EXERCISE PROMPT => Extract every line below that contains the word "JSON".

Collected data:
◇ ◇ ◇ ◇

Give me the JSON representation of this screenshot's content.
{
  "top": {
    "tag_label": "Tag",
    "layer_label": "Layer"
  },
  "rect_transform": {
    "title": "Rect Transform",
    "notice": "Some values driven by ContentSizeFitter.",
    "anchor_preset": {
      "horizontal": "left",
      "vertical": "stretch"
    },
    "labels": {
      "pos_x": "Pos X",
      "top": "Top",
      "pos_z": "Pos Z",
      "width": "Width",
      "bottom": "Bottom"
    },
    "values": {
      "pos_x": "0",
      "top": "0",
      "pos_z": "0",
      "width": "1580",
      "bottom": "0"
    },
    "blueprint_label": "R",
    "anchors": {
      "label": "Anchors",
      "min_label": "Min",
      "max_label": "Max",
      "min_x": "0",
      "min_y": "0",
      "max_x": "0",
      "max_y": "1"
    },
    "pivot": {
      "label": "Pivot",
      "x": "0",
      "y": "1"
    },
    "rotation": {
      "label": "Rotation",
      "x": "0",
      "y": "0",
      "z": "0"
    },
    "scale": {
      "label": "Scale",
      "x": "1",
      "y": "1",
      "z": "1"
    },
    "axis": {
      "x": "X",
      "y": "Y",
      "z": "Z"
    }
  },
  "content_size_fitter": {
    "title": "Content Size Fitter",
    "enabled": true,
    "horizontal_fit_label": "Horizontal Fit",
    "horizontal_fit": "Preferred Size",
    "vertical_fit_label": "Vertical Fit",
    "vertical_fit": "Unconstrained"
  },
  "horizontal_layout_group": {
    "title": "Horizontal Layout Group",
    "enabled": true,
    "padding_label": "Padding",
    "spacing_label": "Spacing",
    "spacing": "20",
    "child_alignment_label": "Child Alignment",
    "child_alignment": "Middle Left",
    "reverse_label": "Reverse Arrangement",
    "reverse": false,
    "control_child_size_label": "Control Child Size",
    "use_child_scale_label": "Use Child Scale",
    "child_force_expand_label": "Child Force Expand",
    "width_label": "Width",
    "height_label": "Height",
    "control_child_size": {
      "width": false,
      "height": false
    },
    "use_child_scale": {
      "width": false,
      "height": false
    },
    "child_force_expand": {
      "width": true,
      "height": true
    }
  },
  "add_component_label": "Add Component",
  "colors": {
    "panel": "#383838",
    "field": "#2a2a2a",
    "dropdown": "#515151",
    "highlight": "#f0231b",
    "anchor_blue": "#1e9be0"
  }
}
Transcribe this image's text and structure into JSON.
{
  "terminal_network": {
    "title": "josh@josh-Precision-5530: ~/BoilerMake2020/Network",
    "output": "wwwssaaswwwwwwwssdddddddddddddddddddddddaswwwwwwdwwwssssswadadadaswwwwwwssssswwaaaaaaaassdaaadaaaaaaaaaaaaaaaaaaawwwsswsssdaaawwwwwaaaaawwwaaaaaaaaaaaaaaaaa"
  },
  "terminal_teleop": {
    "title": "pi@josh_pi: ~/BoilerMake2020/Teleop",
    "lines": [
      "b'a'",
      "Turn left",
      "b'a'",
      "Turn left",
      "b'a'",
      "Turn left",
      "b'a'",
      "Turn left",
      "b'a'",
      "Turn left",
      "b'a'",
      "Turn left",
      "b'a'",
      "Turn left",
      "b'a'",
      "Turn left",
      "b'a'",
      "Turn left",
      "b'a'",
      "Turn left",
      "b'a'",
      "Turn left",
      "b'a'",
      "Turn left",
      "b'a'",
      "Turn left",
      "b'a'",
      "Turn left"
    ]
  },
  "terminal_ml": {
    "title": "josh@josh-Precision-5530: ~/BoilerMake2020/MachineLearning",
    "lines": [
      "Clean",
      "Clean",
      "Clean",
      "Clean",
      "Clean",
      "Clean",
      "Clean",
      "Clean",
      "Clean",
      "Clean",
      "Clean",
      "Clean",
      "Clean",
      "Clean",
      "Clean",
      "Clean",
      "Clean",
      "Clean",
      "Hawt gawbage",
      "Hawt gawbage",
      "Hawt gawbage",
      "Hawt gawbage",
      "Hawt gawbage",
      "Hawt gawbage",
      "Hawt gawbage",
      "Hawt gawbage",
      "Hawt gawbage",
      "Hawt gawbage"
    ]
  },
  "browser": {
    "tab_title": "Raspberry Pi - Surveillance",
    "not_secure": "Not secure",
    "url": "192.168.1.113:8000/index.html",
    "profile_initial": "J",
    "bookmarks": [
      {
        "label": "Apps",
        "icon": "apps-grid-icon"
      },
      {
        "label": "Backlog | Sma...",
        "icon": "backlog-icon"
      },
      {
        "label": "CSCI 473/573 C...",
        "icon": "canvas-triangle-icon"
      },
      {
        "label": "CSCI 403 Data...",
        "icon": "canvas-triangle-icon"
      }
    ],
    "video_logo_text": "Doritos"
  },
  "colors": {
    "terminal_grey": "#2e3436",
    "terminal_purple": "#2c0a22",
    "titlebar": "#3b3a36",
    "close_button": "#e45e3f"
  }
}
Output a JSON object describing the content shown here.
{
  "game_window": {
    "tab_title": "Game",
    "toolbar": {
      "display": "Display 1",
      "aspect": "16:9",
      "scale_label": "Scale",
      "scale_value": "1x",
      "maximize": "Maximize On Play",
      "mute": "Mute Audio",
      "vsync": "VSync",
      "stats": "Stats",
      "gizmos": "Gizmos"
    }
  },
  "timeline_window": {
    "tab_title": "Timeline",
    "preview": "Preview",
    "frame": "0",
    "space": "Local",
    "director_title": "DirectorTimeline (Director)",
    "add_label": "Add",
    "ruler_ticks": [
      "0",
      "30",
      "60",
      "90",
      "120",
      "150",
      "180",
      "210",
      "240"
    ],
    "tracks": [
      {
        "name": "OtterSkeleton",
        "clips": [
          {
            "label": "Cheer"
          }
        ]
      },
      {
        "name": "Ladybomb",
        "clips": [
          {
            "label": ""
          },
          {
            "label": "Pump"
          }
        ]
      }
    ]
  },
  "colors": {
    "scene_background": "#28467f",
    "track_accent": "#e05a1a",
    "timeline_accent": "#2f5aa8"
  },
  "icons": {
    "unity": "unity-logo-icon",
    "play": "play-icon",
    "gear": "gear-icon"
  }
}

◇ ◇ ◇ ◇

OUTPUT BELOW =>
Give me the JSON representation of this screenshot's content.
Transcribe this image's text and structure into JSON.
Output a JSON object describing the content shown here.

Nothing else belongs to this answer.